• [WHAT YOU ARE ASKED TO DO] Give the number of lines in the records below that include "minutes", and nothing more.

━━ EXTRACTED INFORMATION ━━

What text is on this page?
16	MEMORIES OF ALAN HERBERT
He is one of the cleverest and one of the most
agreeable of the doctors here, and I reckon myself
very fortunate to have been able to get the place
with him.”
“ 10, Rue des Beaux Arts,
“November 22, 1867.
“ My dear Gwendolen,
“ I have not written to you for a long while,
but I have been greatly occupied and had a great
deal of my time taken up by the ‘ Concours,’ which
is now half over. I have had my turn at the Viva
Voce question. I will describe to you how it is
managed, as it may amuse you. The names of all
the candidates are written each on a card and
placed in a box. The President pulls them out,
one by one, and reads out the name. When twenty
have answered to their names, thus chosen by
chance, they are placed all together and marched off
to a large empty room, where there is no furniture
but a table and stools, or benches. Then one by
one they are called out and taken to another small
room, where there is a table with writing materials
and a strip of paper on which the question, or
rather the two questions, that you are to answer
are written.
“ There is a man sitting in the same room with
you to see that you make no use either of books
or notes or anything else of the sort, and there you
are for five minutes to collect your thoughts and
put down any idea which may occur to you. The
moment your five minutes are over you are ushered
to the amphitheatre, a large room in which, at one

━━━
━━ EXTRACTED INFORMATION ━━

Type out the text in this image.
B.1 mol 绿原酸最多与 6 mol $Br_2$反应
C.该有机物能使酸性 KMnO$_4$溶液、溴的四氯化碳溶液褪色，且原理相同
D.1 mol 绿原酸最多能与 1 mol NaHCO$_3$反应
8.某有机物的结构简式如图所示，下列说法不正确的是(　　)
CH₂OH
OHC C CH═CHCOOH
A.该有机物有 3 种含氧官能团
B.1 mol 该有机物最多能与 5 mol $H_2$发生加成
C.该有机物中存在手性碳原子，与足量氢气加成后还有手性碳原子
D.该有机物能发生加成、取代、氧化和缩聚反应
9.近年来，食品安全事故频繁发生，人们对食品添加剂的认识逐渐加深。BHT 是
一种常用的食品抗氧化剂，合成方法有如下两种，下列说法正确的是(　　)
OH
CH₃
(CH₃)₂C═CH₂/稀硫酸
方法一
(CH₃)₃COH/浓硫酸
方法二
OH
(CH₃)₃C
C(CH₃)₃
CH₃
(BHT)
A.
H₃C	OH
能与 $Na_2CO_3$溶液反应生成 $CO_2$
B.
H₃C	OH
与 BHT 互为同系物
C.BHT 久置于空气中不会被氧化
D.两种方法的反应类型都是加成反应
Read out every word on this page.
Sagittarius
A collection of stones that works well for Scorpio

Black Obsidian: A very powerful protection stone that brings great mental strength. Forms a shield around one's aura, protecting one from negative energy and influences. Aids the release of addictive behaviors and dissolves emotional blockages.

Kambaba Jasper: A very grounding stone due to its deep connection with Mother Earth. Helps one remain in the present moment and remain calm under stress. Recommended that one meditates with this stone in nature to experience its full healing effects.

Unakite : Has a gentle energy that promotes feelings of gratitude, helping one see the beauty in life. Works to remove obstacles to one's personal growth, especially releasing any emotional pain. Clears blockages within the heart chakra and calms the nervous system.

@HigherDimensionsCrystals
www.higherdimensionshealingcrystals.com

━━━

• [RESPONSE BELOW] 2